» **What is asked**
Please copy out every one of the lines below word for word, keeping them in the same order.

» **Dataset entries**
---------------

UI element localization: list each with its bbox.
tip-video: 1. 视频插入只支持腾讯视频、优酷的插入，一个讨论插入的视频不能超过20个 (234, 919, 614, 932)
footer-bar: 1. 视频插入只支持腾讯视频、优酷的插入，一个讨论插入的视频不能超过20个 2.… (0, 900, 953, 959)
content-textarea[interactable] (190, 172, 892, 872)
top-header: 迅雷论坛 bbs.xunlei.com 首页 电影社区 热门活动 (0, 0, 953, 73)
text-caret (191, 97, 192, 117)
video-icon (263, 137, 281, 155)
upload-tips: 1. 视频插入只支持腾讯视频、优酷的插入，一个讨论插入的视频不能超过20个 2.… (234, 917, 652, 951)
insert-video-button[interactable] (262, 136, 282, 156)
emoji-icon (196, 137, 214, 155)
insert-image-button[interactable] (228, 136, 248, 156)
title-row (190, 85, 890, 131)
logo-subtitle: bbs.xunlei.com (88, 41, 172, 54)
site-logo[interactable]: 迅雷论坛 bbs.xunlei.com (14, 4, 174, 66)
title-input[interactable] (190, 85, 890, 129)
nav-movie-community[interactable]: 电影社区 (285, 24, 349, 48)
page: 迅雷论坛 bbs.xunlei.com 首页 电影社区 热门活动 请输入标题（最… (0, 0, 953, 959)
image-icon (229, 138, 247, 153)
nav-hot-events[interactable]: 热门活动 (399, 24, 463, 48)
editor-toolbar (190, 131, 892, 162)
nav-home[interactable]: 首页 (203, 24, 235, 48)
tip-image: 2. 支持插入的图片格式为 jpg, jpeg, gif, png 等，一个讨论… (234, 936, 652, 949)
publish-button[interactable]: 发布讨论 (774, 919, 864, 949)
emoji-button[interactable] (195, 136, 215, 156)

---------------

» **Solution to the exercise**
UI element localization: list each with its bbox.
tip-video: 1. 视频插入只支持腾讯视频、优酷的插入，一个讨论插入的视频不能超过20个 (234, 919, 614, 932)
footer-bar: 1. 视频插入只支持腾讯视频、优酷的插入，一个讨论插入的视频不能超过20个 2.… (0, 900, 953, 959)
content-textarea[interactable] (190, 172, 892, 872)
top-header: 迅雷论坛 bbs.xunlei.com 首页 电影社区 热门活动 (0, 0, 953, 73)
text-caret (191, 97, 192, 117)
video-icon (263, 137, 281, 155)
upload-tips: 1. 视频插入只支持腾讯视频、优酷的插入，一个讨论插入的视频不能超过20个 2.… (234, 917, 652, 951)
insert-video-button[interactable] (262, 136, 282, 156)
emoji-icon (196, 137, 214, 155)
insert-image-button[interactable] (228, 136, 248, 156)
title-row (190, 85, 890, 131)
logo-subtitle: bbs.xunlei.com (88, 41, 172, 54)
site-logo[interactable]: 迅雷论坛 bbs.xunlei.com (14, 4, 174, 66)
title-input[interactable] (190, 85, 890, 129)
nav-movie-community[interactable]: 电影社区 (285, 24, 349, 48)
page: 迅雷论坛 bbs.xunlei.com 首页 电影社区 热门活动 请输入标题（最… (0, 0, 953, 959)
image-icon (229, 138, 247, 153)
nav-hot-events[interactable]: 热门活动 (399, 24, 463, 48)
editor-toolbar (190, 131, 892, 162)
nav-home[interactable]: 首页 (203, 24, 235, 48)
tip-image: 2. 支持插入的图片格式为 jpg, jpeg, gif, png 等，一个讨论… (234, 936, 652, 949)
publish-button[interactable]: 发布讨论 (774, 919, 864, 949)
emoji-button[interactable] (195, 136, 215, 156)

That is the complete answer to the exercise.